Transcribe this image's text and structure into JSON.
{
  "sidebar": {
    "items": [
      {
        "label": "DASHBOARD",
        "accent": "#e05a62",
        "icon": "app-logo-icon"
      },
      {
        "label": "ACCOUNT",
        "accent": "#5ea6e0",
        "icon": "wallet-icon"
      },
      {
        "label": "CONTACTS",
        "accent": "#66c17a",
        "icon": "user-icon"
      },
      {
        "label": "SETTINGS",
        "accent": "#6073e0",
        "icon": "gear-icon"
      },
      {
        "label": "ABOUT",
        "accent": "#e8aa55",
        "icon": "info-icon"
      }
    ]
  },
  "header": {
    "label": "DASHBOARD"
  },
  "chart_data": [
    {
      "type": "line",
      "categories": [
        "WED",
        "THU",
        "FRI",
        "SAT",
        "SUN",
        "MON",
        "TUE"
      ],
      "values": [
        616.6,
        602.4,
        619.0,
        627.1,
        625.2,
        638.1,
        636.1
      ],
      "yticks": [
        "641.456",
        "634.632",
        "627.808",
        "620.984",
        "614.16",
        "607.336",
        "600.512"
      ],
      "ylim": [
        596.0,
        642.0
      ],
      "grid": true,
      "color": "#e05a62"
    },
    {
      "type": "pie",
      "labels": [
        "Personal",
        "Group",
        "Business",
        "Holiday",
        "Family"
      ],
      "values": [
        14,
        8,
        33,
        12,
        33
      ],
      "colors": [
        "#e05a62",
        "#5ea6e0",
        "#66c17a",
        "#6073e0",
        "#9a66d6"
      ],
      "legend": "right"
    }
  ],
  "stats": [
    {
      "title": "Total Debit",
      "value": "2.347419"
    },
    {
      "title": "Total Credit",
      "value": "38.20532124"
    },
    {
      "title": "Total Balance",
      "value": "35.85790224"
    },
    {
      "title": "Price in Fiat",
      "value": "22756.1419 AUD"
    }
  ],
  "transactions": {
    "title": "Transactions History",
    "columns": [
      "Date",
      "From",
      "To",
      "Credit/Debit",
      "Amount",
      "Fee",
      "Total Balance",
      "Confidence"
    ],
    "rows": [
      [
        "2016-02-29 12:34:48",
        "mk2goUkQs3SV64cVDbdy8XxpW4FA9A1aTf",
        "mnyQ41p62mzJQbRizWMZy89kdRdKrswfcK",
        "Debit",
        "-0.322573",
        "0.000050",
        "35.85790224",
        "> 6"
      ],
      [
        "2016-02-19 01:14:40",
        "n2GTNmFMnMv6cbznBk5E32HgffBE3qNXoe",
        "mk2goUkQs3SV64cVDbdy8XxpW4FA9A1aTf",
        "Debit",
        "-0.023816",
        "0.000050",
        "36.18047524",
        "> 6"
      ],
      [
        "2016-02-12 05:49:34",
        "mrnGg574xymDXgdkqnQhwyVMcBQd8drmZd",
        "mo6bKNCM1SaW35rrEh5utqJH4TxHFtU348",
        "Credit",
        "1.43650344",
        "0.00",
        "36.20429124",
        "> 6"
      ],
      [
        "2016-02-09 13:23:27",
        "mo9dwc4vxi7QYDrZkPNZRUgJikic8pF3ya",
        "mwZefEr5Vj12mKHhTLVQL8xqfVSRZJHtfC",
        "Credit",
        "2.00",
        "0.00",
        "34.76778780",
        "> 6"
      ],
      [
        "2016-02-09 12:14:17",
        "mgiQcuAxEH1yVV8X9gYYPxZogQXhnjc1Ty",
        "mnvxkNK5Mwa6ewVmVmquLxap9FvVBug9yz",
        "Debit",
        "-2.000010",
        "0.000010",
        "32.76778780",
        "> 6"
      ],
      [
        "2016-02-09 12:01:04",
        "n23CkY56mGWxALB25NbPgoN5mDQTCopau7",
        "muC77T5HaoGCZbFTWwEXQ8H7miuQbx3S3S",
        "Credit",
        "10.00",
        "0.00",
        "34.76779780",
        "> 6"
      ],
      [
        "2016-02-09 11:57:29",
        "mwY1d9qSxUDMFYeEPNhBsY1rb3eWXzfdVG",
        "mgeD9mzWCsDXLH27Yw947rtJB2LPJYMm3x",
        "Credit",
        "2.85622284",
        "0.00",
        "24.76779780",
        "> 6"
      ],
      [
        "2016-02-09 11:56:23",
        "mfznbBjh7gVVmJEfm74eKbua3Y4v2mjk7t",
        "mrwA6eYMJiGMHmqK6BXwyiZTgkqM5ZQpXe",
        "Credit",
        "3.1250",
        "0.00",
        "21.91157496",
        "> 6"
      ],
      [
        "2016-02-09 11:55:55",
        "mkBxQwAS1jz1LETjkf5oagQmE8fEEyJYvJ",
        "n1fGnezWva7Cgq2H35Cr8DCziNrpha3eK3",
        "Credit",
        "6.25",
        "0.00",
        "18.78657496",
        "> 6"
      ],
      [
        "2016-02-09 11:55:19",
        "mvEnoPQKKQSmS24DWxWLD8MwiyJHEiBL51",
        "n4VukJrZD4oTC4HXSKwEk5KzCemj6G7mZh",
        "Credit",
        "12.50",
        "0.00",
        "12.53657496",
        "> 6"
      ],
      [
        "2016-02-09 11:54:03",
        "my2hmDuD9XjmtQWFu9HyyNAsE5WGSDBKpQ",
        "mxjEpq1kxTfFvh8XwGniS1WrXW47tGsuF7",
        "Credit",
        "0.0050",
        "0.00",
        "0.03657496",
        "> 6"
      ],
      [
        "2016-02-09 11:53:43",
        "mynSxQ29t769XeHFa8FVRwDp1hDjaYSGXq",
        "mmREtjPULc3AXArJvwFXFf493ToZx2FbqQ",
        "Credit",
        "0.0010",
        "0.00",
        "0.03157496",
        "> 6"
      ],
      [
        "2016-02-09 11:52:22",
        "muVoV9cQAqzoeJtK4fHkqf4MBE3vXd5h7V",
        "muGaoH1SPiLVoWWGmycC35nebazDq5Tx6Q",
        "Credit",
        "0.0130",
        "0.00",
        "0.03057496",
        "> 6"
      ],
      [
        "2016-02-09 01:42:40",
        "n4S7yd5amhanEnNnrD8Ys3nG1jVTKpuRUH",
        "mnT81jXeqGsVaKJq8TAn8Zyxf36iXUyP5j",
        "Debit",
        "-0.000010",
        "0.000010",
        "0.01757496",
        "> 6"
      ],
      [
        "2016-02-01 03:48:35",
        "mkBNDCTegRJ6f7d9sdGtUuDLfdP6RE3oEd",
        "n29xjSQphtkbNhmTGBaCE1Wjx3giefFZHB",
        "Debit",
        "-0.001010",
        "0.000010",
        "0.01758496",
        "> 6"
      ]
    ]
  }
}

==============================

Write the material out exactly, with nothing left out.

Solution to this task:
Transcribe this image's text and structure into JSON.
{
  "sidebar": {
    "items": [
      {
        "label": "DASHBOARD",
        "accent": "#e05a62",
        "icon": "app-logo-icon"
      },
      {
        "label": "ACCOUNT",
        "accent": "#5ea6e0",
        "icon": "wallet-icon"
      },
      {
        "label": "CONTACTS",
        "accent": "#66c17a",
        "icon": "user-icon"
      },
      {
        "label": "SETTINGS",
        "accent": "#6073e0",
        "icon": "gear-icon"
      },
      {
        "label": "ABOUT",
        "accent": "#e8aa55",
        "icon": "info-icon"
      }
    ]
  },
  "header": {
    "label": "DASHBOARD"
  },
  "chart_data": [
    {
      "type": "line",
      "categories": [
        "WED",
        "THU",
        "FRI",
        "SAT",
        "SUN",
        "MON",
        "TUE"
      ],
      "values": [
        616.6,
        602.4,
        619.0,
        627.1,
        625.2,
        638.1,
        636.1
      ],
      "yticks": [
        "641.456",
        "634.632",
        "627.808",
        "620.984",
        "614.16",
        "607.336",
        "600.512"
      ],
      "ylim": [
        596.0,
        642.0
      ],
      "grid": true,
      "color": "#e05a62"
    },
    {
      "type": "pie",
      "labels": [
        "Personal",
        "Group",
        "Business",
        "Holiday",
        "Family"
      ],
      "values": [
        14,
        8,
        33,
        12,
        33
      ],
      "colors": [
        "#e05a62",
        "#5ea6e0",
        "#66c17a",
        "#6073e0",
        "#9a66d6"
      ],
      "legend": "right"
    }
  ],
  "stats": [
    {
      "title": "Total Debit",
      "value": "2.347419"
    },
    {
      "title": "Total Credit",
      "value": "38.20532124"
    },
    {
      "title": "Total Balance",
      "value": "35.85790224"
    },
    {
      "title": "Price in Fiat",
      "value": "22756.1419 AUD"
    }
  ],
  "transactions": {
    "title": "Transactions History",
    "columns": [
      "Date",
      "From",
      "To",
      "Credit/Debit",
      "Amount",
      "Fee",
      "Total Balance",
      "Confidence"
    ],
    "rows": [
      [
        "2016-02-29 12:34:48",
        "mk2goUkQs3SV64cVDbdy8XxpW4FA9A1aTf",
        "mnyQ41p62mzJQbRizWMZy89kdRdKrswfcK",
        "Debit",
        "-0.322573",
        "0.000050",
        "35.85790224",
        "> 6"
      ],
      [
        "2016-02-19 01:14:40",
        "n2GTNmFMnMv6cbznBk5E32HgffBE3qNXoe",
        "mk2goUkQs3SV64cVDbdy8XxpW4FA9A1aTf",
        "Debit",
        "-0.023816",
        "0.000050",
        "36.18047524",
        "> 6"
      ],
      [
        "2016-02-12 05:49:34",
        "mrnGg574xymDXgdkqnQhwyVMcBQd8drmZd",
        "mo6bKNCM1SaW35rrEh5utqJH4TxHFtU348",
        "Credit",
        "1.43650344",
        "0.00",
        "36.20429124",
        "> 6"
      ],
      [
        "2016-02-09 13:23:27",
        "mo9dwc4vxi7QYDrZkPNZRUgJikic8pF3ya",
        "mwZefEr5Vj12mKHhTLVQL8xqfVSRZJHtfC",
        "Credit",
        "2.00",
        "0.00",
        "34.76778780",
        "> 6"
      ],
      [
        "2016-02-09 12:14:17",
        "mgiQcuAxEH1yVV8X9gYYPxZogQXhnjc1Ty",
        "mnvxkNK5Mwa6ewVmVmquLxap9FvVBug9yz",
        "Debit",
        "-2.000010",
        "0.000010",
        "32.76778780",
        "> 6"
      ],
      [
        "2016-02-09 12:01:04",
        "n23CkY56mGWxALB25NbPgoN5mDQTCopau7",
        "muC77T5HaoGCZbFTWwEXQ8H7miuQbx3S3S",
        "Credit",
        "10.00",
        "0.00",
        "34.76779780",
        "> 6"
      ],
      [
        "2016-02-09 11:57:29",
        "mwY1d9qSxUDMFYeEPNhBsY1rb3eWXzfdVG",
        "mgeD9mzWCsDXLH27Yw947rtJB2LPJYMm3x",
        "Credit",
        "2.85622284",
        "0.00",
        "24.76779780",
        "> 6"
      ],
      [
        "2016-02-09 11:56:23",
        "mfznbBjh7gVVmJEfm74eKbua3Y4v2mjk7t",
        "mrwA6eYMJiGMHmqK6BXwyiZTgkqM5ZQpXe",
        "Credit",
        "3.1250",
        "0.00",
        "21.91157496",
        "> 6"
      ],
      [
        "2016-02-09 11:55:55",
        "mkBxQwAS1jz1LETjkf5oagQmE8fEEyJYvJ",
        "n1fGnezWva7Cgq2H35Cr8DCziNrpha3eK3",
        "Credit",
        "6.25",
        "0.00",
        "18.78657496",
        "> 6"
      ],
      [
        "2016-02-09 11:55:19",
        "mvEnoPQKKQSmS24DWxWLD8MwiyJHEiBL51",
        "n4VukJrZD4oTC4HXSKwEk5KzCemj6G7mZh",
        "Credit",
        "12.50",
        "0.00",
        "12.53657496",
        "> 6"
      ],
      [
        "2016-02-09 11:54:03",
        "my2hmDuD9XjmtQWFu9HyyNAsE5WGSDBKpQ",
        "mxjEpq1kxTfFvh8XwGniS1WrXW47tGsuF7",
        "Credit",
        "0.0050",
        "0.00",
        "0.03657496",
        "> 6"
      ],
      [
        "2016-02-09 11:53:43",
        "mynSxQ29t769XeHFa8FVRwDp1hDjaYSGXq",
        "mmREtjPULc3AXArJvwFXFf493ToZx2FbqQ",
        "Credit",
        "0.0010",
        "0.00",
        "0.03157496",
        "> 6"
      ],
      [
        "2016-02-09 11:52:22",
        "muVoV9cQAqzoeJtK4fHkqf4MBE3vXd5h7V",
        "muGaoH1SPiLVoWWGmycC35nebazDq5Tx6Q",
        "Credit",
        "0.0130",
        "0.00",
        "0.03057496",
        "> 6"
      ],
      [
        "2016-02-09 01:42:40",
        "n4S7yd5amhanEnNnrD8Ys3nG1jVTKpuRUH",
        "mnT81jXeqGsVaKJq8TAn8Zyxf36iXUyP5j",
        "Debit",
        "-0.000010",
        "0.000010",
        "0.01757496",
        "> 6"
      ],
      [
        "2016-02-01 03:48:35",
        "mkBNDCTegRJ6f7d9sdGtUuDLfdP6RE3oEd",
        "n29xjSQphtkbNhmTGBaCE1Wjx3giefFZHB",
        "Debit",
        "-0.001010",
        "0.000010",
        "0.01758496",
        "> 6"
      ]
    ]
  }
}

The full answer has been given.